• [GIVEN PROBLEM A]: According to the Nordic Tigon brand passage, what share of the brand's orders comes from Singapore?
• [GIVEN PROBLEM B]: Using the Nordic Tigon brand passage, explain why the brand was created.
• [GIVEN PROBLEM C]: From the Nordic Tigon brand passage, retype the part that begins with the words "Visual identity" and ends with "meets athletic intensity.".

───── EXCERPTED PASSAGE ─────

Moa's path is itself a brand story. Born in Sweden, raised in France and Brazil, she was an elite equestrian first — representing her country at the Mounted Games World Championships. When her riding career ended abruptly, her father suggested the Stockholm Half Marathon together. Moa trained from scratch, turned back mid-race to look for him, and still beat him. She hasn't stopped since: 1st at the Zengwen Reservoir Half Marathon (Taiwan, 2025), 1st at the 50km Ulsan Taehwa River Ultra (South Korea, 2024), a 2:57/km closing pace at the Nanjing Half. She lives between Singapore, Taiwan, and Lisbon, trains with Kenyan elites, and speaks six languages. Martin is a runner and business leader with venture capital experience and a VP role at a Swedish multinational.
The founding insight: most running apparel was designed for Western climates, not the heat and humidity Southeast Asian runners face every day. Bouncing pockets, insufficient gel storage, chafing, gear not optimized for long distances in heat — Nordic Tigon was created to fix these problems by people who live them every day. Real product decisions came from that process: functional gel pockets in women's shorts, ultra-light fabrics (tank tops at 20g women's / 53g men's), a trail-sock prototype born from an athlete's request, a tracksuit conceived 100% by Kenyan elite runners, and the romper concept born from Moa's own triathlon experience.
/Personality, values & voice
If Nordic Tigon were a person
The experienced runner who shows up before sunrise, puts in the work, and lets the results speak. Disciplined, ambitious, resilient — never arrogant. Values quality over hype, substance over marketing, long-term progress over quick wins. Minimalist, confident, timeless — not loud or trend-driven.
Core values
- Authenticity — runners first; every decision comes from real experience
- Performance over hype — if it doesn't improve the runner's experience, it doesn't belong
- Quality without compromise — gear athletes can trust when it matters most
- Discipline & resilience — consistency and showing up every day
- Respect for the athlete — never underestimate the customer
Tone of voice
What we are: confident, authentic, knowledgeable, inspiring, performance-focused, community-driven. What we are NOT: arrogant, overly salesy, fake motivational, elitist, full of buzzwords.
Voice test — instead of "our products are the most innovative on the market," we say: "every feature exists for a reason, tested by runners in real training and racing conditions."
Visual identity
Flash Yellow #eafe5d — permanent, not seasonal. Supporting palette: black and white. Photography: black and white with selective Flash Yellow accents, motion blur for speed, raw and athlete-first — Kenyan runners, muddy trails, sunrise training. Design philosophy: Swedish minimalism meets athletic intensity.
/Target audience
Demographics
Age 20–60, male and female, high income, amateur and professional runners with active lifestyles. Southeast Asia primarily (Singapore = 50% of orders), expanding to Europe (Portugal, Sweden), eyeing US and Brazil. Primarily road runners, 10–42km.
Segment 1 — Velocity runners (race day)
Competitive road runners training for 10K to marathon. They want gear that performs under pressure and looks premium at the start line.

───── PROVIDED INFORMATION ─────

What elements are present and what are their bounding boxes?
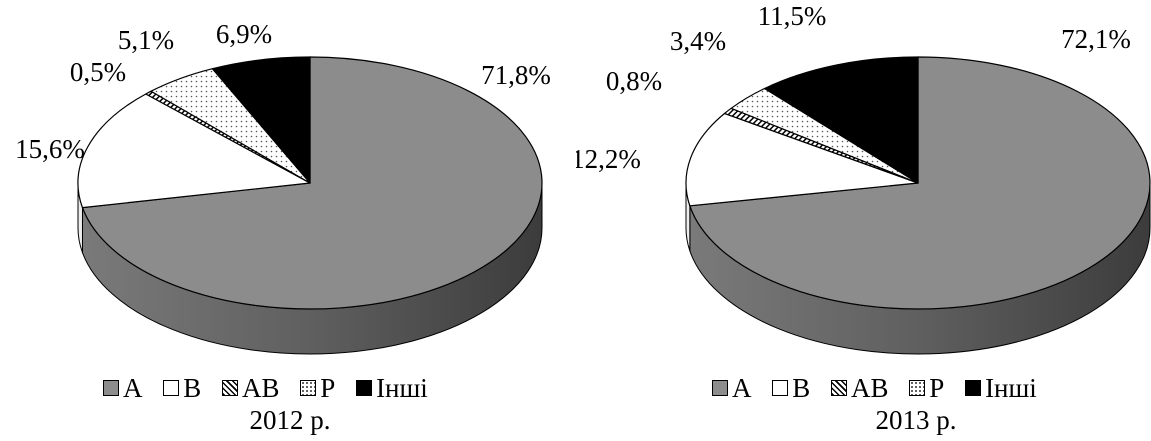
- legend-item-a: A: [103, 373, 143, 403]
- legend-label-b: B: [183, 373, 202, 403]
- legend-item-b: B: [772, 373, 810, 403]
- slice-label-other: 6,9%: [216, 19, 272, 49]
- legend-label-a: A: [123, 373, 143, 403]
- slice-label-a: 72,1%: [1061, 24, 1131, 54]
- legend-label-p: P: [929, 373, 945, 403]
- legend-label-a: A: [732, 373, 752, 403]
- slice-b: [77, 93, 311, 209]
- legend-item-ab: AB: [831, 373, 889, 403]
- legend-swatch-other: [356, 380, 373, 396]
- slice-a: [689, 56, 1151, 310]
- legend-swatch-p: [909, 380, 926, 396]
- slice-label-a: 71,8%: [481, 60, 551, 90]
- chart-caption-2013: 2013 р.: [875, 405, 957, 435]
- legend-item-b: B: [163, 373, 201, 403]
- chart-caption-2012: 2012 р.: [249, 405, 331, 435]
- slice-label-p: 5,1%: [118, 25, 174, 55]
- slice-label-p: 3,4%: [670, 26, 726, 56]
- slice-label-b: 15,6%: [15, 134, 85, 164]
- pie-chart-2013-svg: 72,1% 12,2% 0,8% 3,4% 11,5%: [576, 1, 1151, 355]
- legend-swatch-other: [965, 380, 982, 396]
- legend-swatch-a: [103, 380, 119, 396]
- slice-label-ab: 0,5%: [70, 57, 126, 87]
- slice-label-ab: 0,8%: [606, 66, 662, 96]
- legend-item-other: Інші: [965, 373, 1037, 403]
- legend-swatch-b: [163, 380, 180, 396]
- pie-chart-2012-svg: 71,8% 15,6% 0,5%5,1% 6,9%: [15, 19, 551, 355]
- pie-chart-2013: 72,1% 12,2% 0,8% 3,4% 11,5% A B AB P Інші 20…: [576, 0, 1151, 441]
- legend-swatch-p: [300, 380, 317, 396]
- legend-swatch-ab: [831, 380, 848, 396]
- legend-2013: A B AB P Інші: [712, 372, 1037, 403]
- legend-item-p: P: [300, 373, 335, 403]
- legend-label-b: B: [792, 373, 811, 403]
- legend-label-other: Інші: [985, 373, 1037, 403]
- legend-label-ab: AB: [242, 373, 280, 403]
- legend-label-other: Інші: [376, 373, 428, 403]
- slice-b: [685, 112, 919, 207]
- pie-chart-2012: 71,8% 15,6% 0,5% 5,1% 6,9% A B AB P Інші 201…: [0, 0, 575, 441]
- legend-label-p: P: [320, 373, 336, 403]
- slice-label-other: 11,5%: [758, 1, 827, 31]
- legend-swatch-ab: [222, 380, 239, 396]
- slice-label-b: 12,2%: [576, 144, 641, 174]
- legend-item-ab: AB: [222, 373, 280, 403]
- legend-label-ab: AB: [851, 373, 889, 403]
- legend-item-a: A: [712, 373, 752, 403]
- legend-2012: A B AB P Інші: [103, 372, 428, 403]
- legend-swatch-b: [772, 380, 789, 396]
- legend-item-p: P: [909, 373, 944, 403]
- slice-a: [81, 56, 543, 310]
- legend-swatch-a: [712, 380, 728, 396]
- legend-item-other: Інші: [356, 373, 428, 403]
- slice-other: [211, 56, 311, 184]
- slice-other: [763, 56, 919, 184]
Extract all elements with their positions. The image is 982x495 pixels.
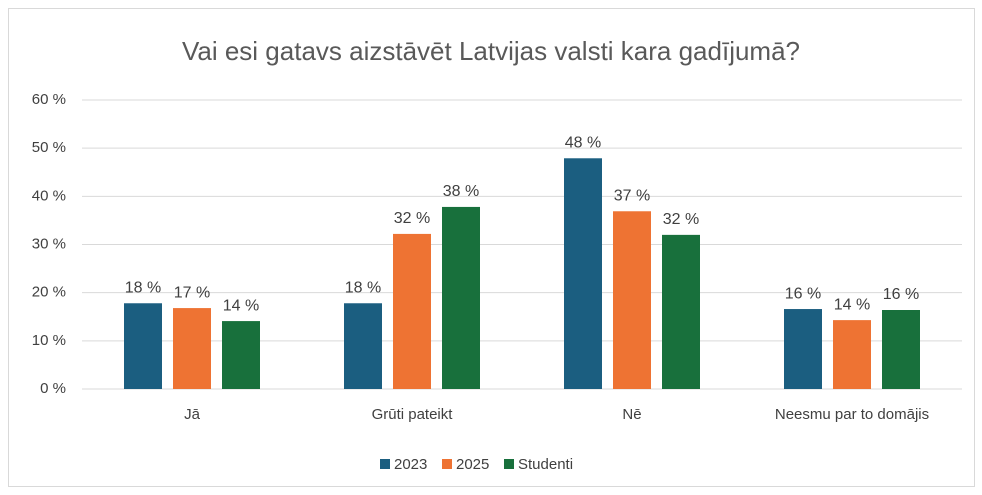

─────

• [OUTPUT A]: Singapore accounts for 50% of orders.

• [OUTPUT B]: Most running apparel was designed for Western climates rather than the heat and humidity that Southeast Asian runners face every day. Nordic Tigon was made to fix resulting problems such as bouncing pockets, too little gel storage, chafing, and gear not optimized for long distances in heat.

• [OUTPUT C]:
Visual identity
Flash Yellow #eafe5d — permanent, not seasonal. Supporting palette: black and white. Photography: black and white with selective Flash Yellow accents, motion blur for speed, raw and athlete-first — Kenyan runners, muddy trails, sunrise training. Design philosophy: Swedish minimalism meets athletic intensity.